» JOB A: Decide whether each statement below agrees with the discussion of national ID cards. Answer yes or no for each, and quote the words from the discussion that decide it. (i) The discussion says that ID cards trialled in the UK were easy to clone or counterfeit. (ii) The discussion says that an ID card scheme would cost millions to implement. (iii) The discussion says that the "papers" demanded in the cold war era were identification.

» SOURCE DOCUMENT:
━━━━━━━━━━━━━━━━━━━━

Sure, but you can choose to have a passport or not and you don't have to carry the passport with you all the time at home (or indeed abroad). One of the fears as it is pictured by those against ID cards is the need to carry one all the time which then allows you to be continually challenged for "your papers".

Given how badly "SUS" was misapplied in the UK to target members of racial minorities, there is a reasonable fear that the same may apply again.

I would see a national ID as a tool that would make it harder for anyone else to steal my identity or to defraud me by claiming to be someone else.

In the UK, it proved to be depressingly easy for ID cards to be cloned or counterfeited when they were trialled. If the ID card id viewed as an indisputable piece of ID, it may actually become easier to execute ID fraud.

But, as the writer observes, the concept is vigorously opposed by liberals, conservations and libertarians. So what's the downside to a national ID card?

http://www.motherjones.com/politics/2012/07/national-id-card-voter-fraud-solution

Arguments against I have heard include:

  • The need to carry an ID card is open to abuse. It's a policing issue but ID cards can be used as a means to target certain groups for repeated carding
  • ID cards have been shown to be comparatively easy to fake or clone
  • An ID card scheme would cost billions to implement. If hte benefits aren't clear then people won't want to spend this money
  • The ID card will be badly implemented (because the majority of large projects, public or private sector are badly implemented)
  • In the UK there is an emotional opposition going back to WWII. Having to carry "your papers" with you all the time is only somehting you have to do at times of war or when you are under the yoke of a totalitarian regime

My personal objections for ID cards in the UK are:

  • The implementation will be excrucuating
  • The costs will be huge, the benefits negligible
  • ID cards will not be secure
 
One of the fears as it is pictured by those against ID cards is the need to carry one all the time which then allows you to be continually challenged for "your papers".

Actually, this is the key point - it is fundamentally flawed. Anytime you are approached by a policeman with the challenge "papers?", you just have to declare "scissors" and you win.
 
The "papers" in "show me your papers" form the cold war era or apartheid South Africa wasn't identification, but the permission papers to travel outside your home town.
 
Actually, this is the key point - it is fundamentally flawed. Anytime you are approached by a policeman with the challenge "papers?", you just have to declare "scissors" and you win.

━━━━━━━━━━━━━━━━━━━━

» SUPPLIED ENTRIES:

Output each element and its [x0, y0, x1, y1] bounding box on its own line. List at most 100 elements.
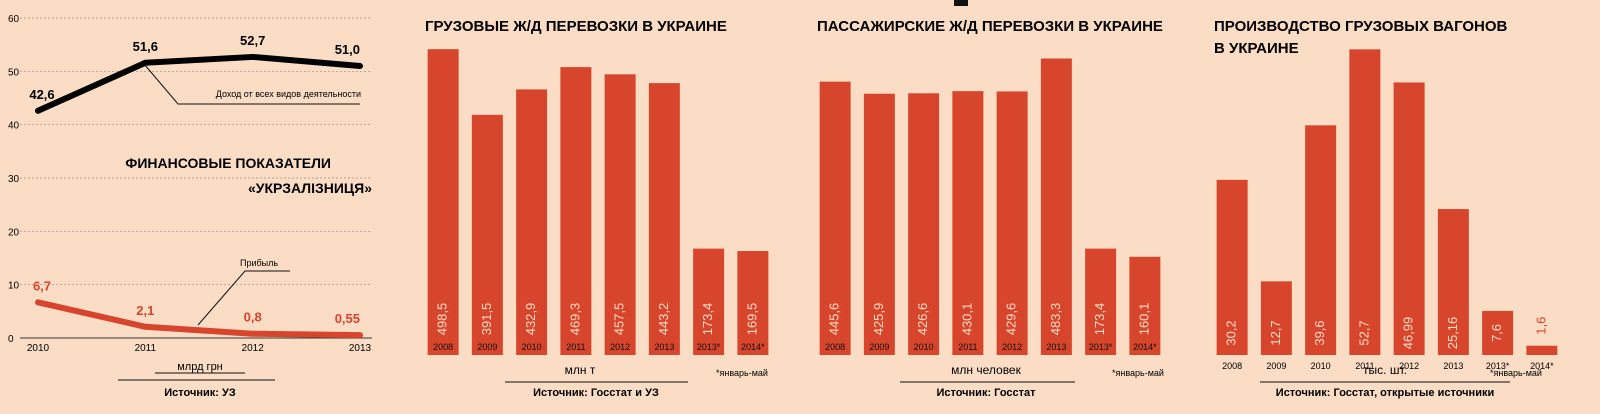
y-tick-label: 40: [8, 121, 20, 132]
chart-title: ГРУЗОВЫЕ Ж/Д ПЕРЕВОЗКИ В УКРАИНЕ: [425, 18, 727, 35]
x-tick-label: 2011: [566, 342, 585, 352]
financial-indicators-chart: 0 10 20 30 40 50 60 2010 2011 2012 2013 ФИНАНСОВЫ…: [8, 14, 372, 399]
x-tick-label: 2012: [1002, 342, 1022, 352]
footnote: *январь-май: [716, 368, 768, 378]
x-axis-ticks: 2008 2009 2010 2011 2012 2013 2013* 2014*: [1222, 361, 1554, 371]
bar: [908, 93, 940, 356]
source-label: Источник: Госстат и УЗ: [533, 387, 659, 399]
data-labels: 42,6 51,6 52,7 51,0 6,7 2,1 0,8 0,55: [29, 33, 360, 326]
bar-value-label: 445,6: [827, 303, 842, 336]
y-tick-label: 60: [8, 14, 20, 25]
profit-data-label: 0,8: [244, 310, 262, 325]
x-tick-label: 2013: [1046, 342, 1066, 352]
x-axis-ticks: 2010 2011 2012 2013: [27, 343, 372, 354]
y-tick-label: 10: [8, 281, 20, 292]
bar-value-label: 457,5: [612, 303, 627, 336]
revenue-data-label: 52,7: [240, 33, 265, 48]
revenue-data-label: 42,6: [29, 87, 54, 102]
x-tick-label: 2013: [349, 343, 372, 354]
bar: [1305, 125, 1337, 355]
bar-value-label: 173,4: [700, 303, 715, 336]
revenue-line: [35, 53, 363, 114]
bars: 2008 498,5 2009 391,5 2010 432,9 2011 469,3 2012…: [427, 49, 769, 356]
x-tick-label: 2011: [135, 343, 157, 354]
x-tick-label: 2010: [914, 342, 934, 352]
x-tick-label: 2010: [522, 342, 542, 352]
chart-title-line-2: «УКРЗАЛІЗНИЦЯ»: [248, 180, 372, 196]
bar: [693, 248, 725, 355]
bar: [1040, 58, 1072, 355]
passenger-transport-chart: ПАССАЖИРСКИЕ Ж/Д ПЕРЕВОЗКИ В УКРАИНЕ 200…: [817, 0, 1164, 399]
x-tick-label: 2014*: [1133, 342, 1157, 352]
revenue-data-label: 51,0: [335, 42, 360, 57]
chart-title-line-2: В УКРАИНЕ: [1214, 40, 1299, 57]
y-tick-label: 0: [8, 334, 14, 345]
x-tick-label: 2012: [1399, 361, 1419, 371]
x-tick-label: 2013*: [697, 342, 721, 352]
x-tick-label: 2008: [825, 342, 845, 352]
chart-title: ПАССАЖИРСКИЕ Ж/Д ПЕРЕВОЗКИ В УКРАИНЕ: [817, 18, 1163, 35]
bar: [996, 91, 1028, 356]
bar: [1526, 345, 1558, 355]
bar-value-label: 169,5: [744, 303, 759, 336]
x-tick-label: 2013*: [1089, 342, 1113, 352]
x-tick-label: 2014*: [1530, 361, 1554, 371]
bar-value-label: 483,3: [1048, 303, 1063, 336]
x-tick-label: 2009: [1266, 361, 1286, 371]
bar: [1393, 82, 1425, 355]
bar-value-label: 30,2: [1224, 320, 1239, 345]
x-tick-label: 2013: [654, 342, 674, 352]
bar-value-label: 7,6: [1489, 324, 1504, 342]
profit-series-label: Прибыль: [240, 258, 278, 268]
freight-transport-chart: ГРУЗОВЫЕ Ж/Д ПЕРЕВОЗКИ В УКРАИНЕ 2008 498…: [425, 18, 769, 399]
x-tick-label: 2010: [1311, 361, 1331, 371]
bar: [863, 93, 895, 355]
bar-value-label: 425,9: [871, 303, 886, 336]
bar: [1216, 179, 1248, 355]
unit-label: тыс. шт.: [1363, 363, 1407, 377]
bar: [952, 91, 984, 355]
bar: [516, 89, 548, 356]
bar-value-label: 25,16: [1445, 317, 1460, 350]
bar-value-label: 46,99: [1401, 317, 1416, 350]
unit-label: млн т: [565, 363, 596, 377]
bar: [819, 81, 851, 355]
bar: [648, 83, 680, 356]
y-tick-label: 20: [8, 227, 20, 238]
bar: [1260, 281, 1292, 355]
unit-label: млн человек: [951, 363, 1021, 377]
bar-value-label: 498,5: [435, 303, 450, 336]
bar: [1085, 248, 1117, 355]
x-tick-label: 2013: [1443, 361, 1463, 371]
bar-value-label: 39,6: [1312, 320, 1327, 345]
bar-value-label: 52,7: [1356, 320, 1371, 345]
unit-label: млрд грн: [177, 361, 223, 373]
top-marker: [954, 0, 968, 6]
bar-value-label: 12,7: [1268, 320, 1283, 345]
x-tick-label: 2009: [869, 342, 889, 352]
y-tick-label: 30: [8, 174, 20, 185]
bar-value-label: 429,6: [1004, 303, 1019, 336]
bar-value-label: 391,5: [479, 303, 494, 336]
x-tick-label: 2010: [27, 343, 50, 354]
revenue-series-label: Доход от всех видов деятельности: [216, 89, 361, 99]
source-label: Источник: Госстат, открытые источники: [1276, 387, 1494, 399]
footnote: *январь-май: [1112, 368, 1164, 378]
bar-value-label: 426,6: [915, 303, 930, 336]
x-tick-label: 2012: [610, 342, 630, 352]
profit-data-label: 6,7: [33, 278, 51, 293]
bar: [1129, 256, 1161, 355]
bar-value-label: 469,3: [567, 303, 582, 336]
bar-value-label: 1,6: [1533, 317, 1548, 335]
wagon-production-chart: ПРОИЗВОДСТВО ГРУЗОВЫХ ВАГОНОВ В УКРАИНЕ …: [1214, 18, 1558, 399]
x-tick-label: 2013*: [1486, 361, 1510, 371]
x-tick-label: 2009: [477, 342, 497, 352]
chart-title-line-1: ПРОИЗВОДСТВО ГРУЗОВЫХ ВАГОНОВ: [1214, 18, 1508, 35]
x-tick-label: 2012: [242, 343, 265, 354]
x-tick-label: 2008: [1222, 361, 1242, 371]
source-label: Источник: УЗ: [164, 387, 236, 399]
bar: [737, 251, 769, 355]
revenue-data-label: 51,6: [133, 39, 158, 54]
bar: [1349, 49, 1381, 356]
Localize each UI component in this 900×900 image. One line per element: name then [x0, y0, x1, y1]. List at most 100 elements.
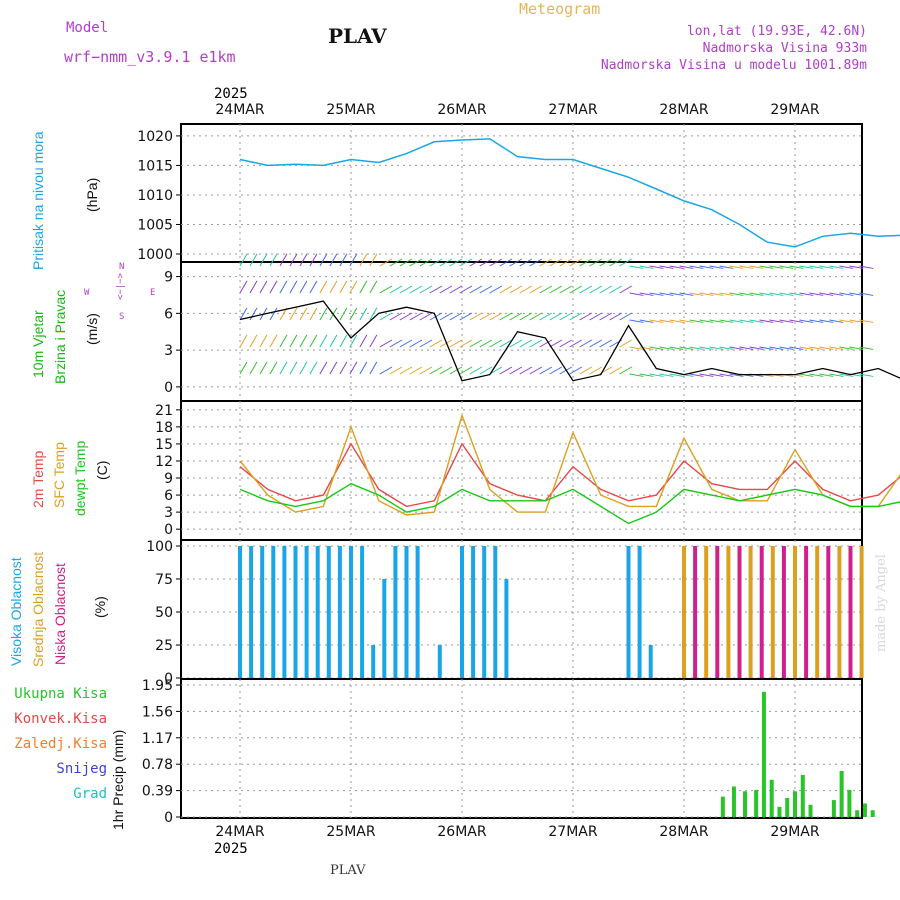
wind-barb: [279, 253, 288, 267]
rain-conv-label: Konvek.Kisa: [14, 711, 107, 727]
wind-barb: [309, 253, 318, 267]
wind-barb: [779, 292, 794, 296]
wind-barb: [389, 366, 403, 375]
wind-barb: [339, 307, 348, 321]
wind-barb: [369, 253, 378, 267]
wind-barb: [579, 366, 593, 375]
ytick-label: 3: [164, 505, 173, 521]
wind-barb: [519, 312, 533, 321]
wind-barb: [509, 339, 523, 348]
wind-barb: [499, 258, 513, 267]
wind-barb: [529, 339, 543, 348]
wind-barb: [259, 334, 268, 348]
wind-barb: [449, 312, 463, 321]
wind-barb: [439, 258, 453, 267]
wind-barb: [269, 307, 278, 321]
wind-barb: [529, 258, 543, 267]
wind-barb: [819, 346, 834, 350]
wind-barb: [729, 346, 744, 350]
wind-barb: [349, 253, 358, 267]
wind-barb: [539, 285, 553, 294]
wind-barb: [779, 319, 794, 323]
wind-barb: [409, 366, 423, 375]
wind-barb: [739, 265, 754, 269]
xtick-label-top: 26MAR: [437, 102, 486, 118]
wind-barb: [379, 366, 393, 375]
wind-barb: [369, 280, 378, 294]
wind-barb: [799, 292, 814, 296]
wind-barb: [629, 319, 644, 323]
wind-barb: [459, 366, 473, 375]
high-cloud-bar: [249, 546, 254, 678]
wind-barb: [579, 312, 593, 321]
wind-barb: [329, 361, 338, 375]
wind-barb: [809, 292, 824, 296]
wind-barb: [329, 334, 338, 348]
year-label-top: 2025: [214, 86, 248, 102]
xtick-label-top: 25MAR: [326, 102, 375, 118]
wind-barb: [539, 258, 553, 267]
wind-barb: [319, 334, 328, 348]
precip-bar: [847, 789, 852, 817]
wind-barb: [759, 265, 774, 269]
wind-barb: [579, 285, 593, 294]
wind-barb: [479, 285, 493, 294]
wind-barb: [589, 339, 603, 348]
wind-barb: [339, 361, 348, 375]
wind-barb: [719, 319, 734, 323]
wind-barb: [369, 334, 378, 348]
wind-barb: [569, 285, 583, 294]
mid-cloud-bar: [859, 546, 864, 678]
wind-barb: [719, 292, 734, 296]
rain-total-label: Ukupna Kisa: [14, 686, 107, 702]
wind-barb: [859, 346, 874, 350]
wind-barb: [269, 280, 278, 294]
mid-cloud-bar: [793, 546, 797, 678]
wind-barb: [659, 292, 674, 296]
high-cloud-bar: [271, 546, 276, 678]
ytick-label: 6: [164, 306, 173, 322]
wind-barb: [409, 339, 423, 348]
high-cloud-bar: [460, 546, 464, 678]
wind-barb: [819, 319, 834, 323]
wind-barb: [809, 346, 824, 350]
wind-barb: [379, 312, 393, 321]
wind-barb: [499, 366, 513, 375]
wind-barb: [339, 253, 348, 267]
elevation-label: Nadmorska Visina 933m: [702, 41, 867, 56]
precip-bar: [793, 791, 797, 817]
sfc-temp-line: [239, 413, 900, 516]
wind-barb: [429, 366, 443, 375]
wind-barb: [379, 339, 393, 348]
wind-barb: [719, 346, 734, 350]
rain-frz-label: Zaledj.Kisa: [14, 736, 107, 752]
wind-barb: [689, 319, 704, 323]
wind-barb: [439, 285, 453, 294]
wind-barb: [289, 334, 298, 348]
wind-barb: [549, 312, 563, 321]
wind-barb: [729, 292, 744, 296]
wind-barb: [539, 366, 553, 375]
wind-barb: [319, 361, 328, 375]
pressure-line: [239, 138, 900, 248]
mid-cloud-bar: [704, 546, 709, 678]
wind-barb: [239, 280, 248, 294]
wind-barb: [699, 292, 714, 296]
temp2m-line: [239, 442, 900, 508]
wind-barb: [619, 258, 632, 267]
low-cloud-bar: [715, 546, 720, 678]
compass-e: E: [150, 288, 156, 298]
wind-barb: [369, 361, 378, 375]
wind-barb: [769, 319, 784, 323]
wind-barb: [689, 292, 704, 296]
meteogram-title: Meteogram: [519, 0, 601, 18]
wind-barb: [529, 366, 543, 375]
wind-barb: [789, 346, 804, 350]
wind-barb: [619, 366, 632, 375]
high-cloud-bar: [648, 645, 653, 678]
high-cloud-bar: [626, 546, 631, 678]
wind-barb: [419, 366, 433, 375]
xtick-label-bottom: 27MAR: [548, 824, 597, 840]
wind-barb: [489, 339, 503, 348]
wind-barb: [839, 292, 854, 296]
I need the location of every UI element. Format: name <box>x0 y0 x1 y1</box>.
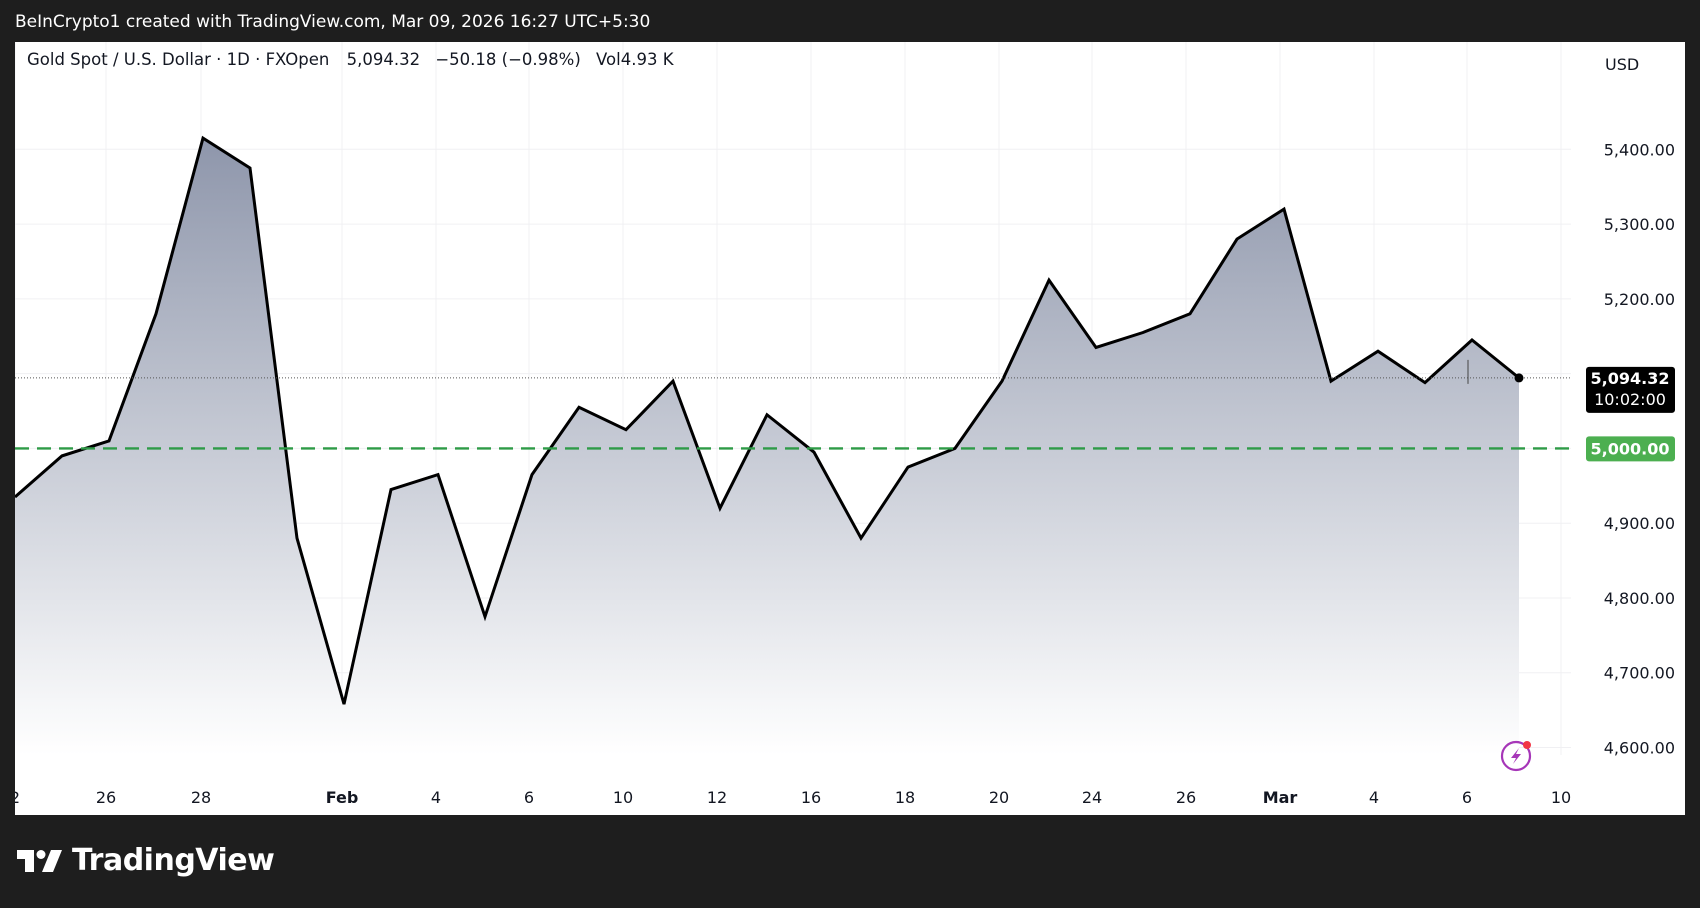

━━━━━━━━━━━━━━━━━━━━

» JOB B: Duplicate the records from the line with "wind-barb: [279, 253, 288, 267]" up to and including the line with "wind-barb: [579, 285, 593, 294]".

» FINAL ANSWER A:
(i) Yes: "In the UK, it proved to be depressingly easy for ID cards to be cloned or counterfeited when they were trialled."
(ii) No: "An ID card scheme would cost billions to implement."
(iii) No: "wasn't identification, but the permission papers to travel outside your home town."

» FINAL ANSWER B:
wind-barb: [279, 253, 288, 267]
rain-conv-label: Konvek.Kisa: [14, 711, 107, 727]
wind-barb: [309, 253, 318, 267]
wind-barb: [779, 292, 794, 296]
wind-barb: [389, 366, 403, 375]
wind-barb: [339, 307, 348, 321]
wind-barb: [369, 253, 378, 267]
wind-barb: [579, 366, 593, 375]
ytick-label: 3: [164, 505, 173, 521]
wind-barb: [519, 312, 533, 321]
wind-barb: [509, 339, 523, 348]
wind-barb: [499, 258, 513, 267]
wind-barb: [529, 339, 543, 348]
wind-barb: [259, 334, 268, 348]
wind-barb: [449, 312, 463, 321]
wind-barb: [439, 258, 453, 267]
wind-barb: [269, 307, 278, 321]
wind-barb: [529, 258, 543, 267]
wind-barb: [819, 346, 834, 350]
wind-barb: [729, 346, 744, 350]
wind-barb: [349, 253, 358, 267]
wind-barb: [539, 285, 553, 294]
wind-barb: [779, 319, 794, 323]
wind-barb: [409, 366, 423, 375]
wind-barb: [739, 265, 754, 269]
xtick-label-top: 26MAR: [437, 102, 486, 118]
wind-barb: [379, 366, 393, 375]
wind-barb: [369, 280, 378, 294]
wind-barb: [799, 292, 814, 296]
wind-barb: [629, 319, 644, 323]
wind-barb: [459, 366, 473, 375]
high-cloud-bar: [249, 546, 254, 678]
wind-barb: [579, 312, 593, 321]
wind-barb: [329, 361, 338, 375]
wind-barb: [809, 292, 824, 296]
wind-barb: [329, 334, 338, 348]
year-label-top: 2025: [214, 86, 248, 102]
xtick-label-top: 25MAR: [326, 102, 375, 118]
wind-barb: [539, 258, 553, 267]
wind-barb: [319, 334, 328, 348]
precip-bar: [847, 789, 852, 817]
wind-barb: [759, 265, 774, 269]
wind-barb: [579, 285, 593, 294]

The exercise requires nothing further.